Start of Quoted text
# Gone are the days of affordable equipment



## eliyyah (Feb 20, 2015)

Whatever happened to being able to buy a decent plow for $3.5k- 5k? I tried to get quoted for offbrand equipment and can’t seem to find a quote under $6.5k.

it sad just for my driveway sheesh.


----------



## Mr.Markus (Jan 7, 2010)

Cheaper with a shovel....

This actually helps me sell work... No one wants to spend $5-6k for their own plow,$3k on a big blower and a couple hours doing their drive. They wont take into consideration the resale or inherent value, just the cost and still that they have to get up and do the work.... Here I come...


----------



## Mountain Bob (Nov 12, 2017)

A bit disingenuous,methinks.There are at least 3 home plow sellers,3k and under, and would be all you need for "just my driveway.


----------



## eliyyah (Feb 20, 2015)

I can see that. That is actually a really good argument too and I commend you for being smart enough to figure that out when most people won’t. Sadly, my driveway is 1k feet long so even a beefy quad or Cadillac snow blower would take hours on end. On really bad days it would get covered up faster than I could clear it. Our driveway is so long we have our snowblower away knowing we’d never use it. I’m looking on market place and other sites. I have a 2015 sierra 1500 4x4. Hoping to land a used Boss or Western or SnowDogg.


----------



## Mr.Markus (Jan 7, 2010)

I have driveways that are 3/4 of a mile long...They can be done in 10-12 minutes including dinking around the garage. 
I would think hiring a local guy that does it would be money in your pocket and time on your hands... 
You also need to factor in the cost of the truck maintenance, upfitting, taking your plow on an off to go into town, on errands etc. Off season storage, troubleshooting, the new fence, call block from the neighbours wanting done, new mailbox, garage door.....


----------



## eliyyah (Feb 20, 2015)

Mountain Bob said:


> A bit disingenuous,methinks.There are at least 3 home plow sellers,3k and under, and would be all you need for "just my driveway.


Can you recommend any? I sold my snow dogg several years ago.


----------



## eliyyah (Feb 20, 2015)

Mountain Bob said:


> A bit disingenuous,methinks.There are at least 3 home plow sellers,3k and under, and would be all you need for "just my driveway.


I received a quote for a Snoway for 6.5k


----------



## BUFF (Dec 24, 2009)

eliyyah said:


> Whatever happened to being able to buy a decent plow for $3.5k- 5k? I tried to get quoted for offbrand equipment and can't seem to find a quote under $6.5k.
> 
> it sad just for my driveway sheesh.


You can still find decent plows for around $2-3k but doubt you'll find one with the mount and wiring you need for your pickup. If you have fab skills and can modify the mount and wire as needed there's plenty of options.
End of Quoted text
**Prompt 1:**
Answer these questions from the forum thread:
(a) What truck does eliyyah own?
(b) How long is eliyyah's driveway?
(c) What was the quote eliyyah received for a Snoway?
Start of Records for the task
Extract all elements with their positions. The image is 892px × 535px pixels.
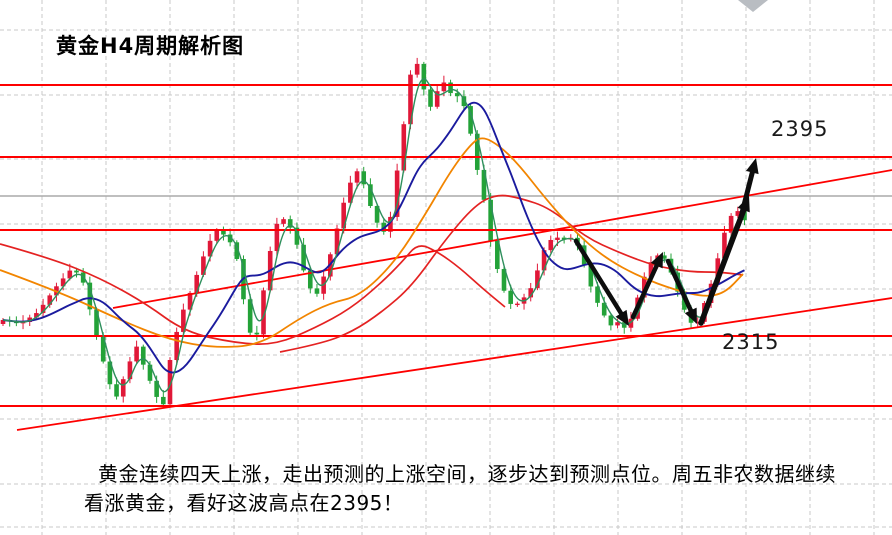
support-price-label: 2315 bbox=[722, 330, 780, 354]
scroll-indicator-triangle bbox=[738, 0, 768, 12]
trendlines-layer bbox=[16, 169, 892, 431]
horizontal-levels-layer bbox=[0, 84, 892, 407]
page-title: 黄金H4周期解析图 bbox=[56, 34, 245, 58]
commentary-text: 黄金连续四天上涨，走出预测的上涨空间，逐步达到预测点位。周五非农数据继续看涨黄金… bbox=[84, 462, 836, 515]
moving-averages-layer bbox=[0, 78, 745, 393]
prediction-arrows-layer bbox=[573, 158, 759, 326]
resistance-price-label: 2395 bbox=[771, 117, 829, 141]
End of Records for the task
**Prompt 2:**
Express the lines of the records starting at the line that contains "support-price-label: 2315 bbox=[722, 330, 780, 354]" and ending at the line that contains "page-title: 黄金H4周期解析图 bbox=[56, 34, 245, 58]" as a JSON list of strings, one string per line, with both end lines included.

**Correct result 1:**
(a) A 2015 Sierra 1500 4x4.
(b) 1k feet long.
(c) 6.5k.

**Correct result 2:**
[
  "support-price-label: 2315 bbox=[722, 330, 780, 354]",
  "scroll-indicator-triangle bbox=[738, 0, 768, 12]",
  "trendlines-layer bbox=[16, 169, 892, 431]",
  "horizontal-levels-layer bbox=[0, 84, 892, 407]",
  "page-title: 黄金H4周期解析图 bbox=[56, 34, 245, 58]"
]